RECORDS PROVIDED
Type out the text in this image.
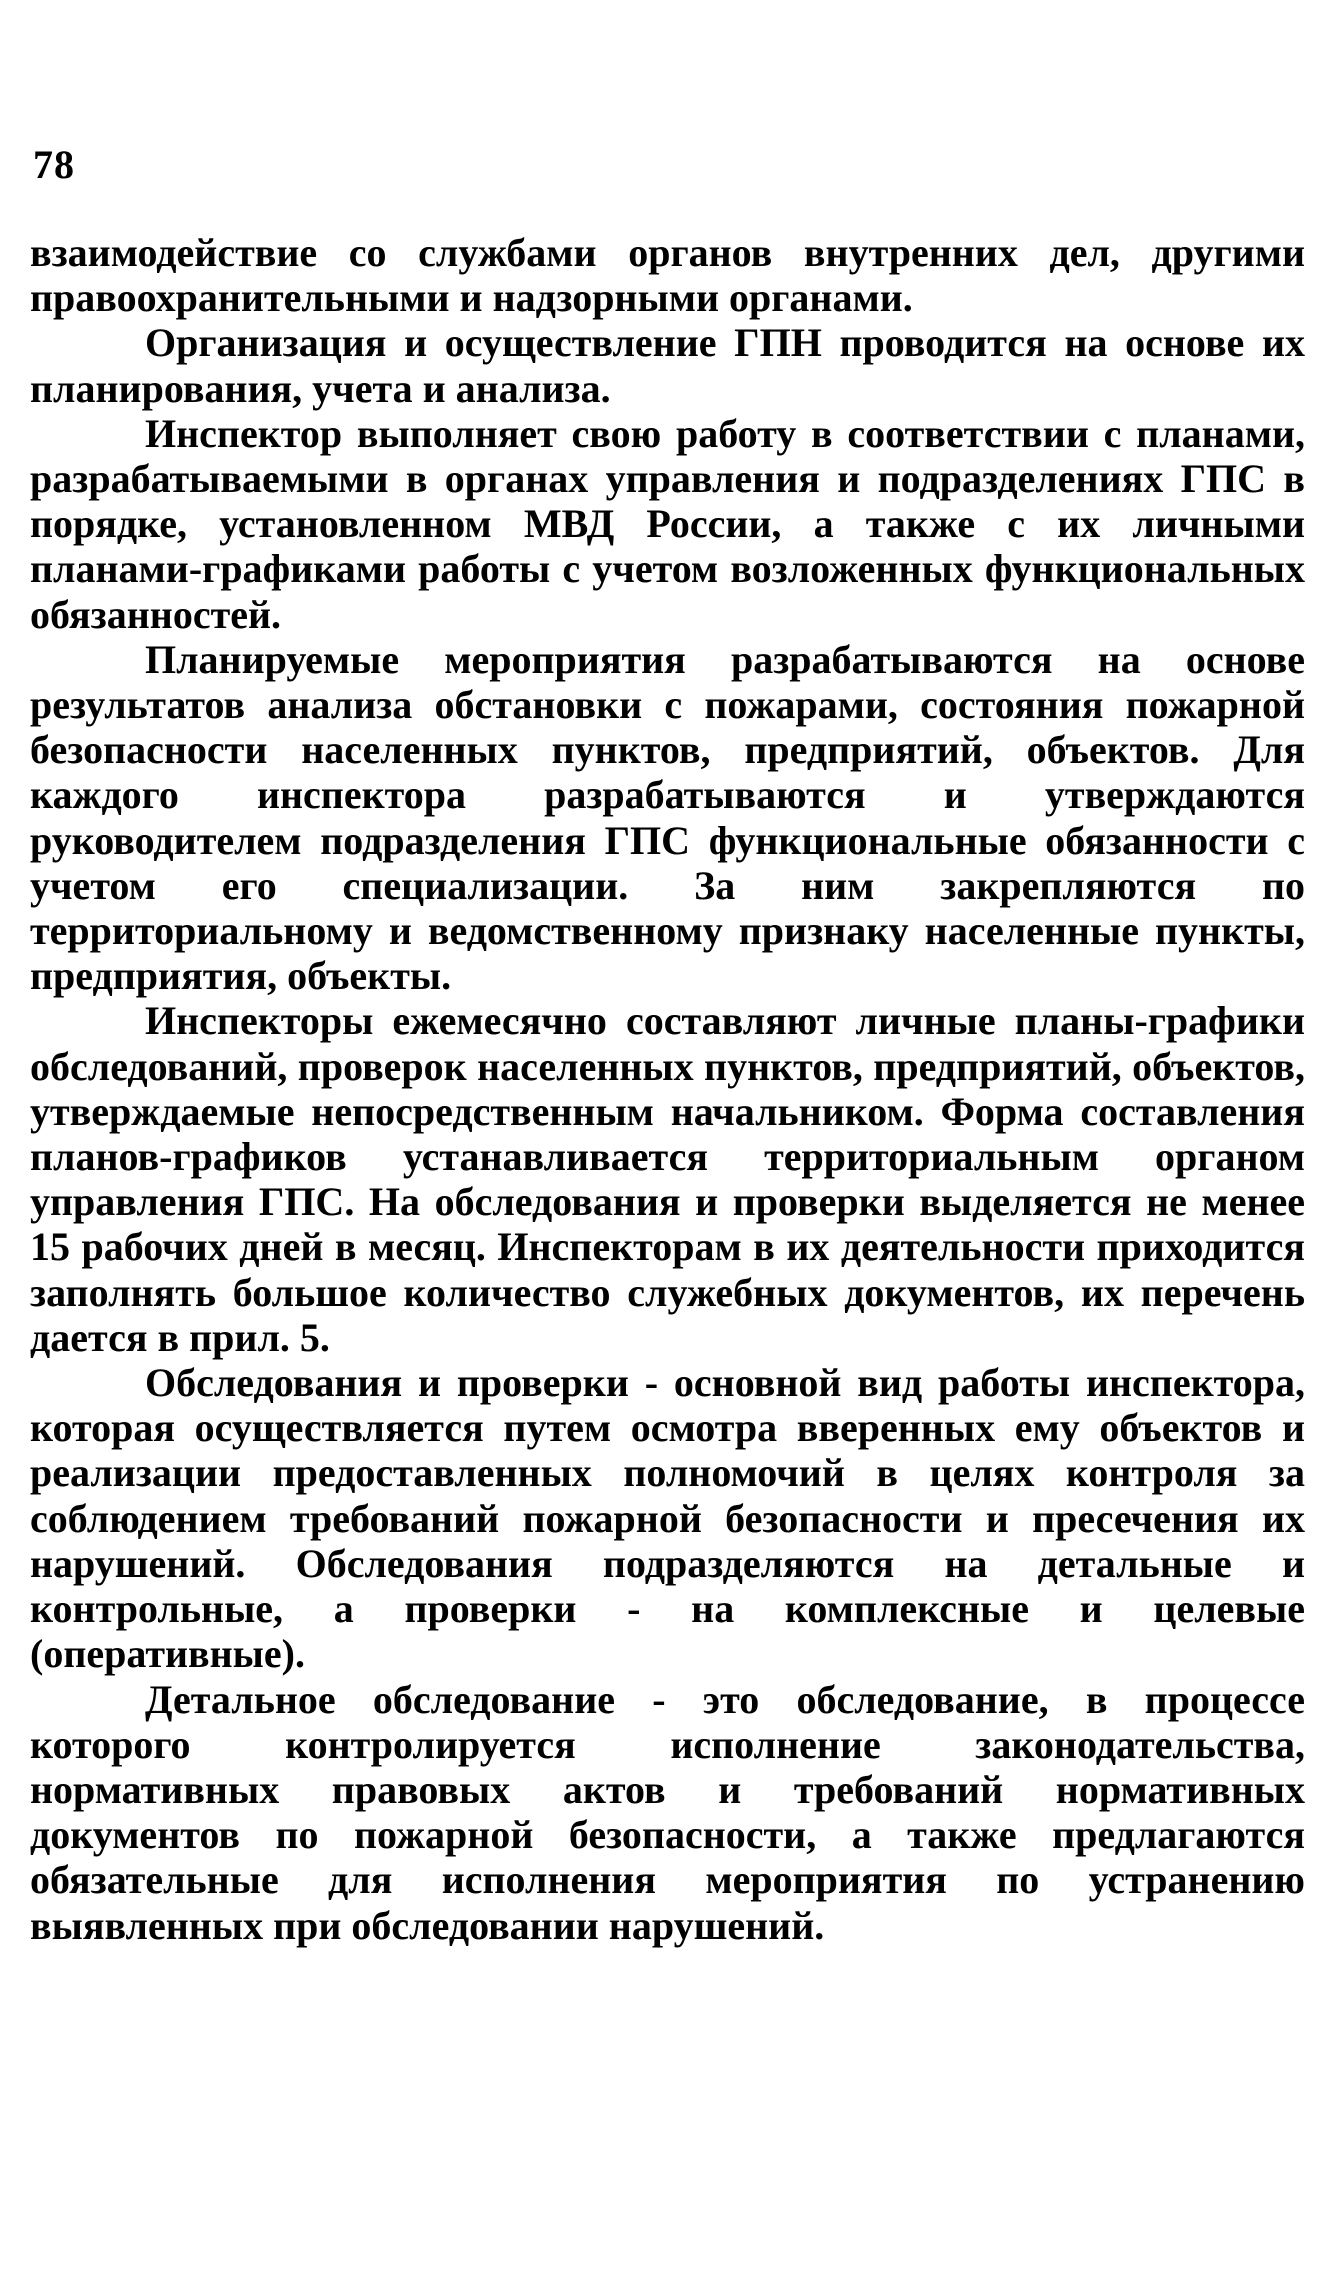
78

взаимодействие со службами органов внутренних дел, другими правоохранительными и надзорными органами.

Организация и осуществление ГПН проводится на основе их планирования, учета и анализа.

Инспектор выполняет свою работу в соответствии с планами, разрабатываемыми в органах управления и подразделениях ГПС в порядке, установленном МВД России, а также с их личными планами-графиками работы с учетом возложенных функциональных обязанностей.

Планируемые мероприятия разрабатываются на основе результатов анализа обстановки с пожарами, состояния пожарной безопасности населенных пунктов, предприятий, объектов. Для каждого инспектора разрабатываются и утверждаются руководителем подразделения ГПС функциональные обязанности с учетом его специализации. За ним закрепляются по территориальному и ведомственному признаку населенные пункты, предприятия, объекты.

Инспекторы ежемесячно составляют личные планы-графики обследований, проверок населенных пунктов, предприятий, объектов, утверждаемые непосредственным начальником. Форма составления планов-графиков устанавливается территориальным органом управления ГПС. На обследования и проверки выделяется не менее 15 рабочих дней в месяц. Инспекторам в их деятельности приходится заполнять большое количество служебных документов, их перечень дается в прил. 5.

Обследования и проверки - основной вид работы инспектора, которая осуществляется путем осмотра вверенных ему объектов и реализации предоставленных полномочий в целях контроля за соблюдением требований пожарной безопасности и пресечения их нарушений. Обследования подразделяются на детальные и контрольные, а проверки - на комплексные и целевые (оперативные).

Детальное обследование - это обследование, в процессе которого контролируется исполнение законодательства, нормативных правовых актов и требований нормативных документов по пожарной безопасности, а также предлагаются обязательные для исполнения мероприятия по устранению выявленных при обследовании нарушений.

WHAT THE TASK ASKS
Using the records above, pull out each line where the word "также" occurs.

REPLY TO THE EXERCISE
Инспектор выполняет свою работу в соответствии с планами, разрабатываемыми в органах управления и подразделениях ГПС в порядке, установленном МВД России, а также с их личными планами-графиками работы с учетом возложенных функциональных обязанностей.
Детальное обследование - это обследование, в процессе которого контролируется исполнение законодательства, нормативных правовых актов и требований нормативных документов по пожарной безопасности, а также предлагаются обязательные для исполнения мероприятия по устранению выявленных при обследовании нарушений.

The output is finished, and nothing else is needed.